Some records:
- - -

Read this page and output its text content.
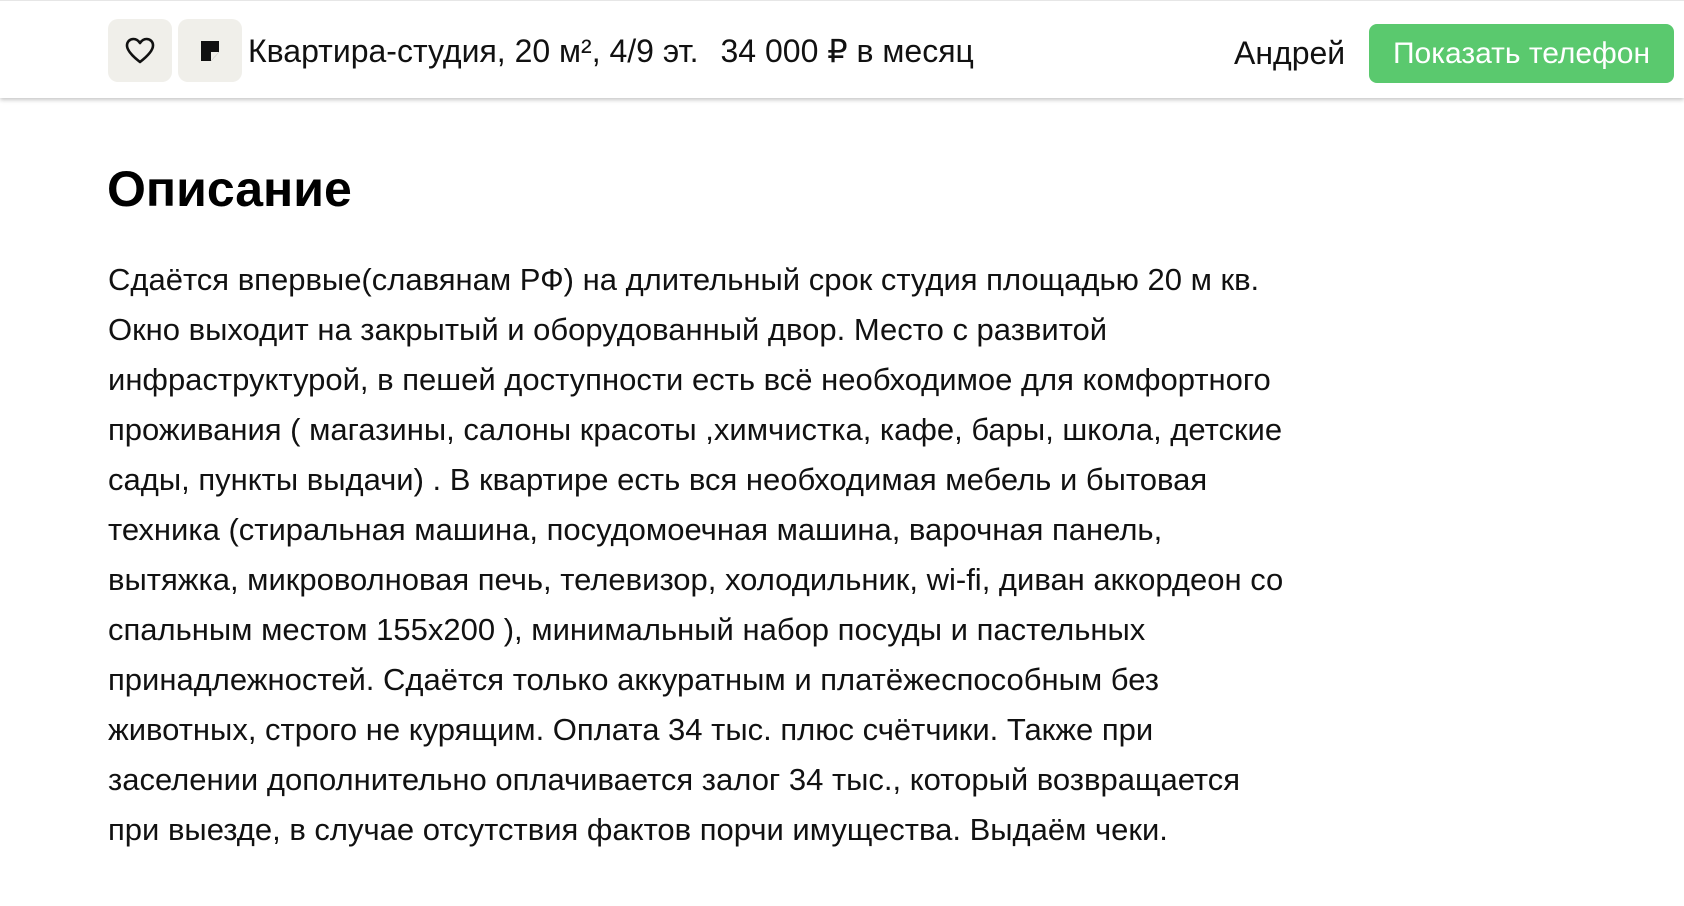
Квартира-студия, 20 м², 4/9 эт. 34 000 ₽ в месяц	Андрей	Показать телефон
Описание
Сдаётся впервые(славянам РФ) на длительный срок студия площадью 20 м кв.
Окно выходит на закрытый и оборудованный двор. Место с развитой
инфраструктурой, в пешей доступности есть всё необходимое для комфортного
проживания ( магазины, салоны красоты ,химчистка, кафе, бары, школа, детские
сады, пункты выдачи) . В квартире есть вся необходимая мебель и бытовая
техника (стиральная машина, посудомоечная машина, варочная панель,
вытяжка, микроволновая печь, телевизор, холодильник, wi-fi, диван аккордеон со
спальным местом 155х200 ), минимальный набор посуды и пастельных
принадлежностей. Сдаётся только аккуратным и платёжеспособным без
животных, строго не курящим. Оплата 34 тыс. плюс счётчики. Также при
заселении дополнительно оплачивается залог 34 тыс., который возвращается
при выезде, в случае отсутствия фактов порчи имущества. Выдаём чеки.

- - -

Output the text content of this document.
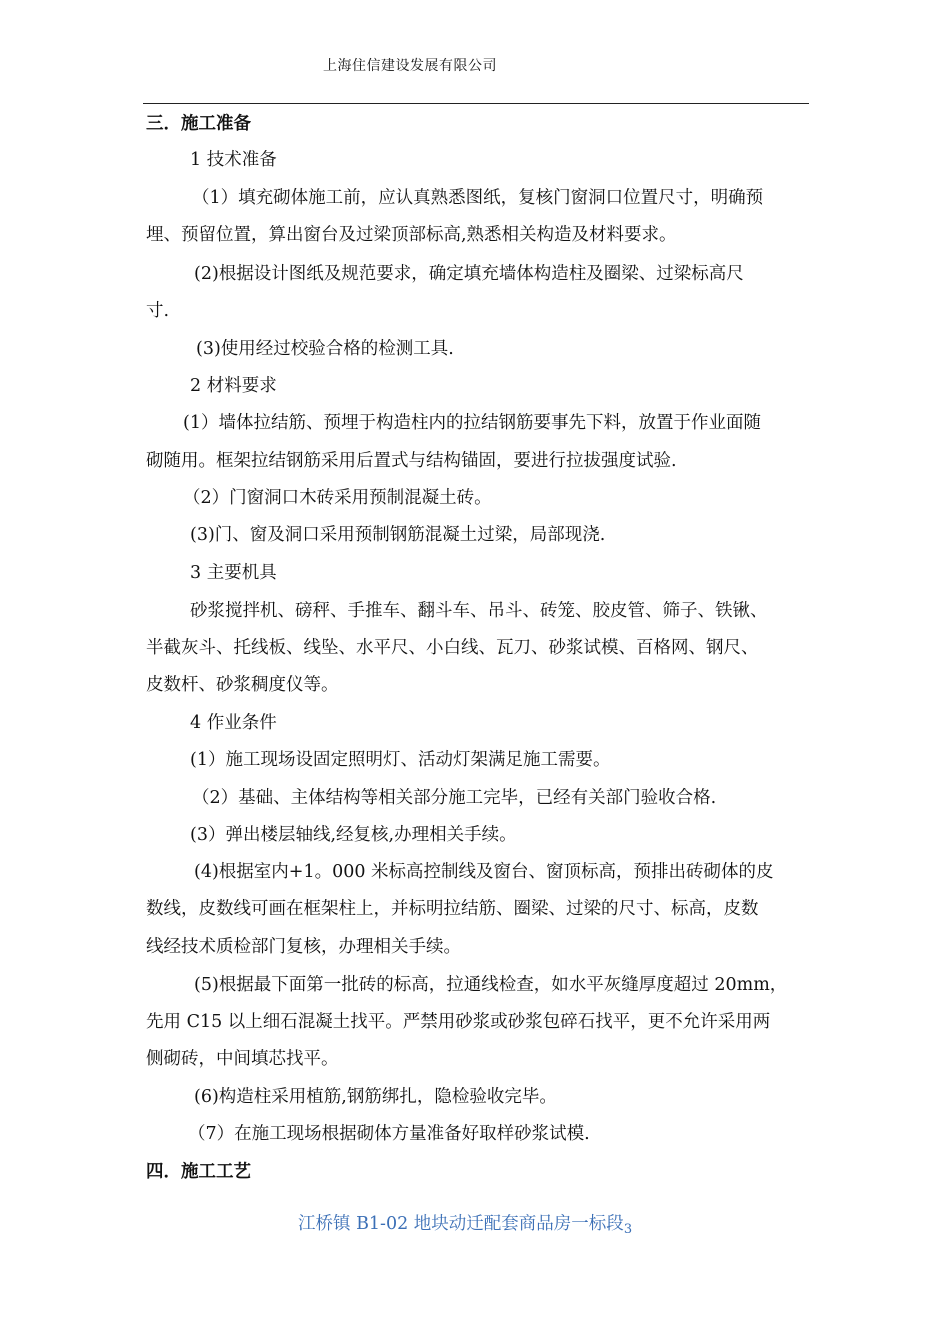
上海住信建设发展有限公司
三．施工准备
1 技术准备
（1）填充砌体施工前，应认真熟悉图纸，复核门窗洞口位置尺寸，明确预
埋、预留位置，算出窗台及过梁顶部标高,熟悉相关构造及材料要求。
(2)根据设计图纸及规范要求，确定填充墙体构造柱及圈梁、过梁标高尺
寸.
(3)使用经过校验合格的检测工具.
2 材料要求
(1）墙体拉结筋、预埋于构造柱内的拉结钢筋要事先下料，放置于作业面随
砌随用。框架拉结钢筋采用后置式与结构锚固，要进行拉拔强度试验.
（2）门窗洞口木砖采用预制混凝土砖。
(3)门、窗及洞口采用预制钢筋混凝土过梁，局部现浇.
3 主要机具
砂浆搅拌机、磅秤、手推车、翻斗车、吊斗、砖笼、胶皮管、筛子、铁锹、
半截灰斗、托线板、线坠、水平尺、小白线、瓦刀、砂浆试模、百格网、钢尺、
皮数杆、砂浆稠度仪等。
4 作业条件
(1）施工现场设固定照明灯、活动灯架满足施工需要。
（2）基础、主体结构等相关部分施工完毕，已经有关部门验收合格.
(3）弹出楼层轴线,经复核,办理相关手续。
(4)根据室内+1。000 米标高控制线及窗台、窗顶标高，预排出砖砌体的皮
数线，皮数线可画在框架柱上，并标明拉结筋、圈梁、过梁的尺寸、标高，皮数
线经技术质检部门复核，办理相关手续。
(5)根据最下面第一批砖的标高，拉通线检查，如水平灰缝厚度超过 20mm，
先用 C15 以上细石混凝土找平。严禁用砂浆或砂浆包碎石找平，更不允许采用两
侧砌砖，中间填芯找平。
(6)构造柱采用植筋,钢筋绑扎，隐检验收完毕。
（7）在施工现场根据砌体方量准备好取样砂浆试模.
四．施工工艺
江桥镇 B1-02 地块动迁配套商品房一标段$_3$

- - -

Report every line in the data above in which the word "есть" appears.

Task output:
инфраструктурой, в пешей доступности есть всё необходимое для комфортного
сады, пункты выдачи) . В квартире есть вся необходимая мебель и бытовая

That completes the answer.